John Owen on the gospel command of holiness (Works 3:604, 605):



> HOLINESS NECESSARY FROM THE COMMANDS OF GOD.
> Necessity of holiness proved from the commands of God in the law and the gospel.
> III. WE have evinced the necessity of holiness from the nature and the decrees of God; our next argument shall be taken from his word or commands, as the nature and order of these things do require. And in this case it is needless to produce instances of God’s commands that we should be holy; it is the concurrent voice of the law and gospel. Our apostle sums up the whole matter, 1 Thess. 4:1-3, “We exhort you, that as ye have received of us how ye ought to walk and to please God, so ye would abound more and more. For ye know what commandments we gave you by the Lord Jesus. For this is the will of God, even your sanctification,” or holiness; whereunto he adds one especial instance. This is that which the commandments of Christ require, yea, this is the sum of the whole commanding will of God.



Owen qualifies that the gospel commands holiness, not in order to justification, but as necessary for communion (ibid., 609, 610):



> It must be granted, therefore, that the end of gospel commands, requiring the obedience of holiness in us, is not that thereby or thereon we should be justified. God hath therein provided another righteousness for that end, which fully, perfectly, absolutely answers all that the law requires, and on some considerations is far more glorious than what the law either did or could require. And hereby hath he exalted more than ever the honour of his own holiness and righteousness, whereof the external instrument is the gospel; which is also, therefore, most holy. Now, this is no other but the righteousness of Christ imputed unto us; for “he is the end of the law for righteousness unto them that do believe,” Rom. 10:4. But God hath now appointed other ends unto our holiness, and so unto his command of it, under the gospel, all of them consistent with the nature of that obedience which he will accept of us, and such as we may attain through the power of grace; and so all of them offering new encouragements, as well as enforcements, unto our endeavours after it. But because these ends will be the subject of most of our ensuing arguments, I shall not here insist upon them. I shall only add two things in general:— [1.] That God hath no design for his own glory in us or by us, in this world or unto eternity — that there is no especial communion that we can have with him by Jesus Christ, nor any capacity for us to enjoy him — but holiness is necessary unto it, as a means unto its end. [2.] These present ends of it under the gospel are such as that God doth no less indispensably require it of us now than he did when our justification was proposed as the end of it. They are such, in brief, as God upon the account of them judgeth meet to command us to be holy in all manner of holiness; which what obligation and necessity it puts upon us so to be, we are now to inquire.


----------



## tewilder (Jan 18, 2007)

The way to consider the imperatives that appear in Scripture is not to ask, first of all, are these law or gospel? Rather ask, What covenant? 

Are these conditions of the covenant of works, or not? Are they conditions of the covenant of grace? 

A work can only be a work if it is an effort directed toward a goal. That is, the fulfillment of the condition that some covenantal promise hinges on. Thus the concept of "work" is a covenant-relative concept. Thus you don't understand "work" without having in mind the covenant and how that covenant is kept.


----------



## py3ak (Jan 18, 2007)

Given records
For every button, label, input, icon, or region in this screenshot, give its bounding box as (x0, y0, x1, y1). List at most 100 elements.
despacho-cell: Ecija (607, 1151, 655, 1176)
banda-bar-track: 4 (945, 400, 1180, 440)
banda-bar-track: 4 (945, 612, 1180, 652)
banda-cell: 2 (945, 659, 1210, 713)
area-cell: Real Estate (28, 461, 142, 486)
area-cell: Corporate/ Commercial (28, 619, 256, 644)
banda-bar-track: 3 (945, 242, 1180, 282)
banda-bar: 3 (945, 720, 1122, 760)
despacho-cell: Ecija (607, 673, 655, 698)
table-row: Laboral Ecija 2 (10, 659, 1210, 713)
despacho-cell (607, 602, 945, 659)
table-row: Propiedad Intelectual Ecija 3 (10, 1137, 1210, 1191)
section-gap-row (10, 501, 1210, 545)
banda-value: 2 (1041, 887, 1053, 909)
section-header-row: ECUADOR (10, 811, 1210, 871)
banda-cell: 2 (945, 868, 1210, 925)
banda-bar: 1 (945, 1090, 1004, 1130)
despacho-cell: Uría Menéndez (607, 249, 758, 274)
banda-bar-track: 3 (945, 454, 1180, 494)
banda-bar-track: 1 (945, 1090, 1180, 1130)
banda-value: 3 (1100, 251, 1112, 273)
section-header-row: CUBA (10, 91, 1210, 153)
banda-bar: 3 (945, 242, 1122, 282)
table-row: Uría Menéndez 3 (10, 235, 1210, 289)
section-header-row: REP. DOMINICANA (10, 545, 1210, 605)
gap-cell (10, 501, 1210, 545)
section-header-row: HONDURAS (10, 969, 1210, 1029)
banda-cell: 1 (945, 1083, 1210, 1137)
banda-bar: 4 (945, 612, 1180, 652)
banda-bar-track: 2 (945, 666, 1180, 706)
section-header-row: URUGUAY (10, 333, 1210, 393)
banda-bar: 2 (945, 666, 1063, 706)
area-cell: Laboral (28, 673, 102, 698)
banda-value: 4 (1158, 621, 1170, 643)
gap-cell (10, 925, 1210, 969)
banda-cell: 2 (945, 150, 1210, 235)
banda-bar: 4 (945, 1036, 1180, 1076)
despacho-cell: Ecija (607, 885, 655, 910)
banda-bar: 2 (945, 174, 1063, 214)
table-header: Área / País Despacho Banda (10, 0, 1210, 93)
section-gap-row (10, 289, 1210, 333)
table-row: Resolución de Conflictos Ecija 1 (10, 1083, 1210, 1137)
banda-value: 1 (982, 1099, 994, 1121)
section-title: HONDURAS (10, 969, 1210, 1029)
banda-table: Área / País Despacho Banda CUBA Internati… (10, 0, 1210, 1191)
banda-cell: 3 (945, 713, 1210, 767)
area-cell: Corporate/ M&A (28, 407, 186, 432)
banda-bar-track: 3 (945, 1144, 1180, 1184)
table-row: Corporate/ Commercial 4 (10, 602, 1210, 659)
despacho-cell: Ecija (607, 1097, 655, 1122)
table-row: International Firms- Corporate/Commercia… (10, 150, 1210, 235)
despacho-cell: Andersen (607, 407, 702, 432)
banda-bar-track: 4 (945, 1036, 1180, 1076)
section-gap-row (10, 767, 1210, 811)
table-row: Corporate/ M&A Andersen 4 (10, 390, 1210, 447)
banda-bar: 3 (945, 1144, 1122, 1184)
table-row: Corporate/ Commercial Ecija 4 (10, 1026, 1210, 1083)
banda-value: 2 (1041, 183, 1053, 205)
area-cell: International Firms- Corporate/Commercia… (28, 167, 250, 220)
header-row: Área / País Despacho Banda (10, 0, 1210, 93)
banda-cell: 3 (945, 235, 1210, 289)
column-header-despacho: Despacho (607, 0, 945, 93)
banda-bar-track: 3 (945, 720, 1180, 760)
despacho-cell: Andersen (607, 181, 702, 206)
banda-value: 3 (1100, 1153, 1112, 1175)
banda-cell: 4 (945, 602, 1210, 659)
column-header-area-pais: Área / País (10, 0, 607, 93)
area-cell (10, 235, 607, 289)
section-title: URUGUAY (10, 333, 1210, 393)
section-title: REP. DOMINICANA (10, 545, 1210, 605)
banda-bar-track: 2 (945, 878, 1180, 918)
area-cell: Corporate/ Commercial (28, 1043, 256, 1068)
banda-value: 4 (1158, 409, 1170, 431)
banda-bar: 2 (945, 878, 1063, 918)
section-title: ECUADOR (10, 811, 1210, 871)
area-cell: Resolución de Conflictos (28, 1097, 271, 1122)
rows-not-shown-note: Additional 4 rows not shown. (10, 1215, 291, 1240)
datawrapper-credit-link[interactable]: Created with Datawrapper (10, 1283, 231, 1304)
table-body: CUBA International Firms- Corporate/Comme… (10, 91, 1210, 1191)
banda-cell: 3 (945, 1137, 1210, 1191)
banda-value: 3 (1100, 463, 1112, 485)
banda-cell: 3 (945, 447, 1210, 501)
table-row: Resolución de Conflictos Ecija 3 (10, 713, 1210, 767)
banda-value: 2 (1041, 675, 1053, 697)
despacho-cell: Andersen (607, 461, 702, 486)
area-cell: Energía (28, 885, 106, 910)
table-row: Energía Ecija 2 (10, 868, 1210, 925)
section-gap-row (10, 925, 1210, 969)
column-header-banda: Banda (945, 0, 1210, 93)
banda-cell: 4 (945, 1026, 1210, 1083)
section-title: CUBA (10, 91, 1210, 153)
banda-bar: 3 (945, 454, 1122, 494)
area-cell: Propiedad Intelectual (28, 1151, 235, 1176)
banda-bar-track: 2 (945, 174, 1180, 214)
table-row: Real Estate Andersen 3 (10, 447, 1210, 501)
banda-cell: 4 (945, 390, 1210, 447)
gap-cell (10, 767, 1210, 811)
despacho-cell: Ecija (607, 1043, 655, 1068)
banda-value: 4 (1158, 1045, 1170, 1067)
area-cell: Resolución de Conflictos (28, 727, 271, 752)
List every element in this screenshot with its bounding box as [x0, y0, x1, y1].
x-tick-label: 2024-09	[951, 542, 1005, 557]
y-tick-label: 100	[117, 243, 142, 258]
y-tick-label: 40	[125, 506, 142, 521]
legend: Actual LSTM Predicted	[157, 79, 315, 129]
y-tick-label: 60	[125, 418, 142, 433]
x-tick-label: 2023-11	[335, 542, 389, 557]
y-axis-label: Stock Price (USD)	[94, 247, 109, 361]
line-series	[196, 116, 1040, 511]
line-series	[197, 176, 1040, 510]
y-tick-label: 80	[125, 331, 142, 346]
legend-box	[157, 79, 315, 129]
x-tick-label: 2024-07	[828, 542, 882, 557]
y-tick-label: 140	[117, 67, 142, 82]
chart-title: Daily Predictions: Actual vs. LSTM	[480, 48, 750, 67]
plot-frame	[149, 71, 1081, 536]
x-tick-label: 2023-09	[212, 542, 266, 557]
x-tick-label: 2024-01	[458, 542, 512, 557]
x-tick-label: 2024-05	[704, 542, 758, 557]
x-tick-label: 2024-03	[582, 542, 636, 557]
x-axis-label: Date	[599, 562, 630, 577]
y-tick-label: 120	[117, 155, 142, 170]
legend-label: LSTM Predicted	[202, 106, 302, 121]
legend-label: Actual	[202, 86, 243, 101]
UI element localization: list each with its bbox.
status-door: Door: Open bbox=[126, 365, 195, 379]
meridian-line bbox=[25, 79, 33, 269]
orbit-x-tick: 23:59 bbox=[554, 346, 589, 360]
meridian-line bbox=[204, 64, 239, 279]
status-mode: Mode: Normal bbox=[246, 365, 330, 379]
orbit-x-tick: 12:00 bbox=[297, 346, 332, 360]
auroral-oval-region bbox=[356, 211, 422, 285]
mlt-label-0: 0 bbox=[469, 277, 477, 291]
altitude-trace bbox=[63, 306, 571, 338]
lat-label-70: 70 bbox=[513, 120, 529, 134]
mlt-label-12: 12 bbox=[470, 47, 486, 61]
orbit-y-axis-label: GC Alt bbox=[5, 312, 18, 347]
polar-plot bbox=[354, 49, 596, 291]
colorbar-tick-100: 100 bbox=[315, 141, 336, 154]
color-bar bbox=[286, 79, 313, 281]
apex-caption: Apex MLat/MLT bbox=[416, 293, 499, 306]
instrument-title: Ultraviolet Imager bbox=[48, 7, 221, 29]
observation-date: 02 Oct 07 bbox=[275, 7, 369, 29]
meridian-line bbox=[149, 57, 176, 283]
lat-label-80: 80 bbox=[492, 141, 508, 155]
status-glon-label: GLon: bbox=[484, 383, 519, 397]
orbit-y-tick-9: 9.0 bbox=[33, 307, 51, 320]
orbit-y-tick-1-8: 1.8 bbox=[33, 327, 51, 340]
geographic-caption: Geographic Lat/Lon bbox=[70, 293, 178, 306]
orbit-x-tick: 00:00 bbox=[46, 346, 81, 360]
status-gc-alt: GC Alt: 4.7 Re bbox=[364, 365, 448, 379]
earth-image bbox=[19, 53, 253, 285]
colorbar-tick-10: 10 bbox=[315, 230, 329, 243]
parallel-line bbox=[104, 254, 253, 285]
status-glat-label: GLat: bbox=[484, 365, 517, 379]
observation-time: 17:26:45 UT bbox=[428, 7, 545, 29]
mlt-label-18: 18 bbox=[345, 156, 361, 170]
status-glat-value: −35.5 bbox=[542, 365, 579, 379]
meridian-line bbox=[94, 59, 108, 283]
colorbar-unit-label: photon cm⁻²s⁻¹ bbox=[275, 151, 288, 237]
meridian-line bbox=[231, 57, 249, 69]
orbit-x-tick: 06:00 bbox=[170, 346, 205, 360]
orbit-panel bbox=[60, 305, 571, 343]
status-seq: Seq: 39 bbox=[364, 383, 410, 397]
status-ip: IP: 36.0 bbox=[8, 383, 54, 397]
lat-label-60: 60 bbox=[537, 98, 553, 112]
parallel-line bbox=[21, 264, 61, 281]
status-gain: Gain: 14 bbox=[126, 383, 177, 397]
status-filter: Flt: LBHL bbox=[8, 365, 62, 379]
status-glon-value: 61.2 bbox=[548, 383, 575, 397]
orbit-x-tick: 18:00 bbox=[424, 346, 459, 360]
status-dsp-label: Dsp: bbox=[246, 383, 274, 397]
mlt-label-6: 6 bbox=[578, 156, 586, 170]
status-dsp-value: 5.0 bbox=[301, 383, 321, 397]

To do
a. Decide whether each statement below agrees with the thread on holiness above. Answer yes or no for each, and quote the deciding words of the thread exactly.
(i) Owen holds that gospel commands require holiness so that believers may be justified by it.
(ii) Owen identifies the righteousness God has provided for justification as the righteousness of Christ imputed to believers.
(iii) The reply posted by tewilder calls the concept of "work" covenant-relative.
b. Retype the passage of the thread on holiness starting with "## tewilder (Jan" and going on through "covenant is kept.", with no changes.

Outputs for the tasks
a.
(i) No: "the end of gospel commands, requiring the obedience of holiness in us, is not that thereby or thereon we should be justified."
(ii) Yes: "Now, this is no other but the righteousness of Christ imputed unto us"
(iii) Yes: "Thus the concept of "work" is a covenant-relative concept."

b.
## tewilder (Jan 18, 2007)

The way to consider the imperatives that appear in Scripture is not to ask, first of all, are these law or gospel? Rather ask, What covenant? 

Are these conditions of the covenant of works, or not? Are they conditions of the covenant of grace? 

A work can only be a work if it is an effort directed toward a goal. That is, the fulfillment of the condition that some covenantal promise hinges on. Thus the concept of "work" is a covenant-relative concept. Thus you don't understand "work" without having in mind the covenant and how that covenant is kept.